§ **Document segment**:
BEGIN

Michelle Obama at Target: Jackie Kennedy in wigs or Jane Pierce in mourning, First Ladies get Out, About & Undercover

It may seem shocking, but really, it is only unexpected.

First Lady Michelle Obama spotted shopping in a suburban Virginia Target store. AP Photo

Yesterday, after one enterprising photographer and one shocked checkout clerk let the cat out of the bag that First Lady Michelle Obama had spent about a half hour doing something she’s on the record as saying she enjoys doing, the world media made it a headline story. Astounding as it seems given the fantasy that Presidential families loll in the lap of luxury with servants peeling them grapes, the President’s spouse was pushing her own cart and scrutinizing the bargains at a suburban Virginia location of Target.

Had she been doing so at Tiffany’s or Nieman-Marcus rather than the modern middle-class version of what they called a fancy dry-goods store in the days of shopping-addicted Mary Todd Lincoln, it would have been turned into a tale of political consequence instead of curiosity.

The truly eye-popping reality the small story really brings to the nation’s attention is the fact that First Ladies, unlike Presidents, can, do and have been going undercover as well as openly to mix it up with the common man, whether to check out a dress, take a hike, compare the price of beef, take in the  fresh air and even sometimes eavesdrop to hear what’s on the mind of the citizenry.

END

§ **Dataset content**:
BEGIN

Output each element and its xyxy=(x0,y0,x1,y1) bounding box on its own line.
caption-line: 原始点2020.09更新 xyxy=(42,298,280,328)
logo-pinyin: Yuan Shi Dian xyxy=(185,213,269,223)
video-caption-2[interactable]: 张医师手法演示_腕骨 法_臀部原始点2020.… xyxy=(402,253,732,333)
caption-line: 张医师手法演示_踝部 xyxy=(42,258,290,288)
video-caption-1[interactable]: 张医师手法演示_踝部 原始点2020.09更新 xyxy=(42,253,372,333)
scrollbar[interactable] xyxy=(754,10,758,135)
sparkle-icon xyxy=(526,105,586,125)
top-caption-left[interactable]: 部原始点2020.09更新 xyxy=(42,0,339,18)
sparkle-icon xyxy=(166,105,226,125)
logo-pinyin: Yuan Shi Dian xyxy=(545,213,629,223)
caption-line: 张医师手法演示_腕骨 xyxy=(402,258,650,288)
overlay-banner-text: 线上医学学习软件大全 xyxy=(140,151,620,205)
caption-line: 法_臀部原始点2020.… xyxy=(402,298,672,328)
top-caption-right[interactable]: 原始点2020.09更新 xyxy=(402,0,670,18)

END
BEGIN

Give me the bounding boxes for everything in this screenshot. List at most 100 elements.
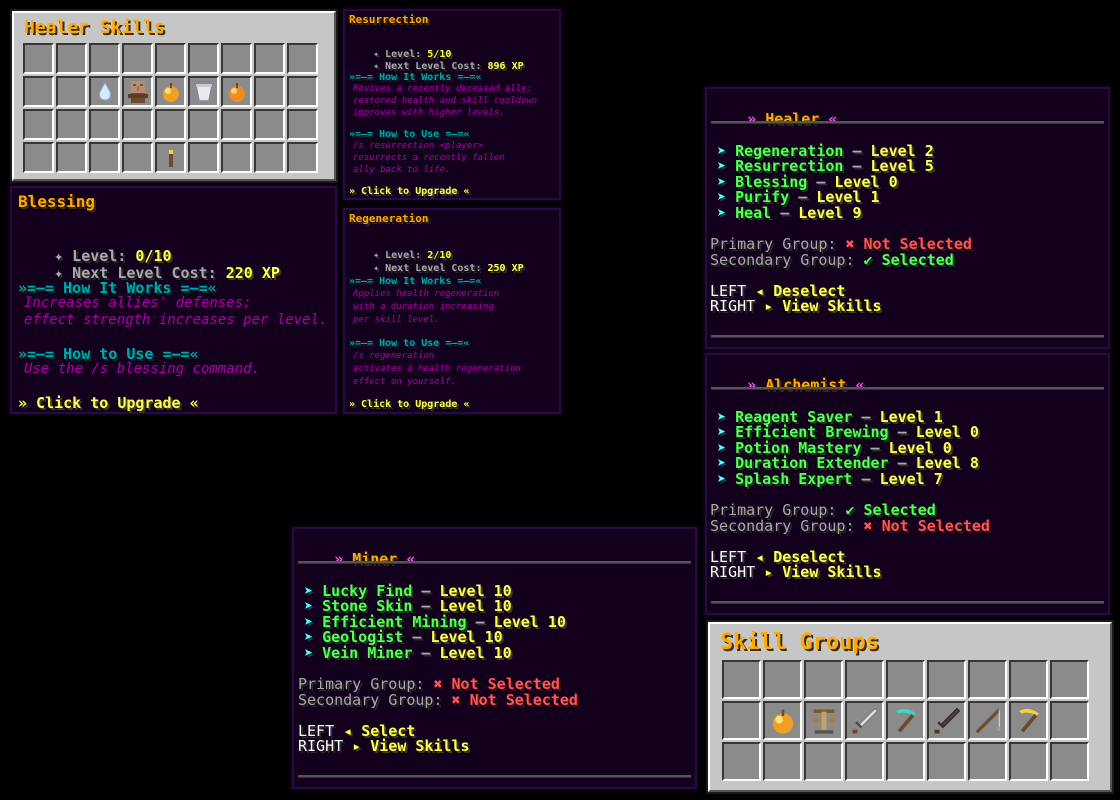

END
BEGIN

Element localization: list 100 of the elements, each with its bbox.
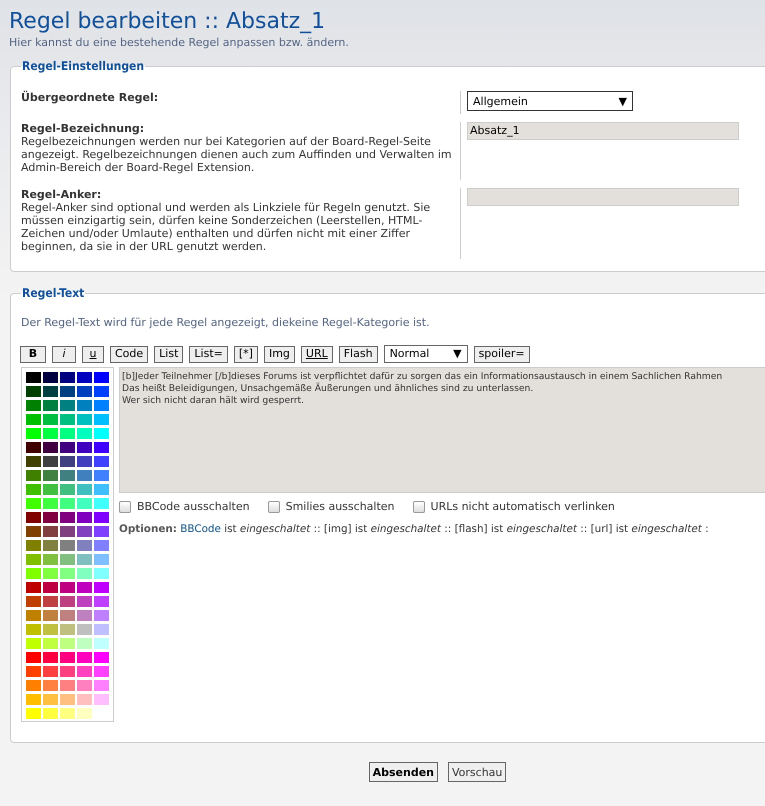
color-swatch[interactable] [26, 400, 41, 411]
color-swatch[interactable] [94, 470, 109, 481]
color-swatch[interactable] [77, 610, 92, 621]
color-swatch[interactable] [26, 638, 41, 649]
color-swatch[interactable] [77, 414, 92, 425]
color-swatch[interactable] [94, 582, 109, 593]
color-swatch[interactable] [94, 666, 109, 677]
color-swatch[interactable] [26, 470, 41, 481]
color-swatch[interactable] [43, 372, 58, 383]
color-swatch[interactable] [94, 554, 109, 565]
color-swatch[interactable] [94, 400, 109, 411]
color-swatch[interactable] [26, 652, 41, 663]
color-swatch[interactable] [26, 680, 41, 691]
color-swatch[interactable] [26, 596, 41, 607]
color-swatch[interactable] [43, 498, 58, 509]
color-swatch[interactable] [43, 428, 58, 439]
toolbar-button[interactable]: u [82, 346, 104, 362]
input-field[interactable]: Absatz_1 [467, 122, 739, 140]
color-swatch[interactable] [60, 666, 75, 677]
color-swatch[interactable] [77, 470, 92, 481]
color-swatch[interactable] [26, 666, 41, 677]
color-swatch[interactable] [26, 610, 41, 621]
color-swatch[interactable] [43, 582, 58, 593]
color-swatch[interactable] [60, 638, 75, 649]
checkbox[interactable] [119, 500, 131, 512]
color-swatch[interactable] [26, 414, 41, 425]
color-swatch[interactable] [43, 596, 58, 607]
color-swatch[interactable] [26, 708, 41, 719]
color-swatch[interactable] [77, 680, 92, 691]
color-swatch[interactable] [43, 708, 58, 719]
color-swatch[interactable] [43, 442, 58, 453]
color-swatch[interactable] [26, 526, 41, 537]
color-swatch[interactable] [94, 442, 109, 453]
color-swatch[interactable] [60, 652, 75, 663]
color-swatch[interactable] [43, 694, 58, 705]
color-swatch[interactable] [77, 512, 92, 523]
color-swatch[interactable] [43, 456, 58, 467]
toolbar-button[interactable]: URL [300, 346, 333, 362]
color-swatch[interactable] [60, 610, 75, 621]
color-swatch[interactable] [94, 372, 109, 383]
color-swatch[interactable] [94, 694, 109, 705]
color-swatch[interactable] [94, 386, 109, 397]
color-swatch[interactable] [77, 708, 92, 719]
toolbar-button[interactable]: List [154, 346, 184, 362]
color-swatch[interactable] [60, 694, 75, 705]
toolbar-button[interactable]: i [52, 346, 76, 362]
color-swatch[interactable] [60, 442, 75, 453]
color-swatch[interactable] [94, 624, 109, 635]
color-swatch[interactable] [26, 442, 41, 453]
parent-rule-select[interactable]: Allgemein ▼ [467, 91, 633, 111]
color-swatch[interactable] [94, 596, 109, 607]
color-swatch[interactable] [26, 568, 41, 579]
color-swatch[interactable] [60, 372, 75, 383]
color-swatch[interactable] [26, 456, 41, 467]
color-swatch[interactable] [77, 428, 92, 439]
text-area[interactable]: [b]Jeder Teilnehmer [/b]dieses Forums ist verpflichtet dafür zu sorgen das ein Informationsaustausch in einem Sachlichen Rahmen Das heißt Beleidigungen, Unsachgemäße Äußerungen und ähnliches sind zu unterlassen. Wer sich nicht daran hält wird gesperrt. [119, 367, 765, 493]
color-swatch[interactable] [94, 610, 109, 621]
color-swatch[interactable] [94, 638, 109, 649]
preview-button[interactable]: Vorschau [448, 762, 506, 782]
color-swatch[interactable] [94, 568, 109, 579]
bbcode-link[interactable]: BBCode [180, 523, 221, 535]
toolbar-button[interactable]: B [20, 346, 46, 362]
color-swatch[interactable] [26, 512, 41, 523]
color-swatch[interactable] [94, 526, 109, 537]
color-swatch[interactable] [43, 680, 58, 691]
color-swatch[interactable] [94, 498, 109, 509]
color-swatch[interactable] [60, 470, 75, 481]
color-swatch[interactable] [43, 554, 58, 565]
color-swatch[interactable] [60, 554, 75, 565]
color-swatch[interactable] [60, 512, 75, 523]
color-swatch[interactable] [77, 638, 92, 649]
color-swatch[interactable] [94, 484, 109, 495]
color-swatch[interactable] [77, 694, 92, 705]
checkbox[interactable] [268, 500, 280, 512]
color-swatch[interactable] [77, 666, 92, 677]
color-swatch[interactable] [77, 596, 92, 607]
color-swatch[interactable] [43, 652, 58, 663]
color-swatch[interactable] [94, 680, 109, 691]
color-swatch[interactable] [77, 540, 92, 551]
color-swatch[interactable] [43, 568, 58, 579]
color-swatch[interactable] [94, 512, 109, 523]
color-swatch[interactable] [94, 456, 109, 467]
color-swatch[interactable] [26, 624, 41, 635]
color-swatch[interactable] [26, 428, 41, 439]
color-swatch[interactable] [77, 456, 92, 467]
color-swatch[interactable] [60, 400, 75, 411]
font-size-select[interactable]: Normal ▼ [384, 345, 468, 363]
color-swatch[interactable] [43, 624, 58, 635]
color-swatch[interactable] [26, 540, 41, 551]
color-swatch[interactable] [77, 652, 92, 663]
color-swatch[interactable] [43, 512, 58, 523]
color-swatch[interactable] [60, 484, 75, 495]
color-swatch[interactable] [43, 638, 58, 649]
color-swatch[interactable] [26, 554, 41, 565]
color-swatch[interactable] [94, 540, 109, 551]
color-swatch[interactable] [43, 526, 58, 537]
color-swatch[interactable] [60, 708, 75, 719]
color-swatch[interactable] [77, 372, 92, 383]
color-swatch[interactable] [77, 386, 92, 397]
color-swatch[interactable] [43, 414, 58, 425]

END

§ **Written exercise**: From the article about Michelle Obama shopping at Target, set down word for word the passage that opens with "Yesterday, after one" and closes with "instead of curiosity.".

§ **Written solution**:
Yesterday, after one enterprising photographer and one shocked checkout clerk let the cat out of the bag that First Lady Michelle Obama had spent about a half hour doing something she’s on the record as saying she enjoys doing, the world media made it a headline story. Astounding as it seems given the fantasy that Presidential families loll in the lap of luxury with servants peeling them grapes, the President’s spouse was pushing her own cart and scrutinizing the bargains at a suburban Virginia location of Target.

Had she been doing so at Tiffany’s or Nieman-Marcus rather than the modern middle-class version of what they called a fancy dry-goods store in the days of shopping-addicted Mary Todd Lincoln, it would have been turned into a tale of political consequence instead of curiosity.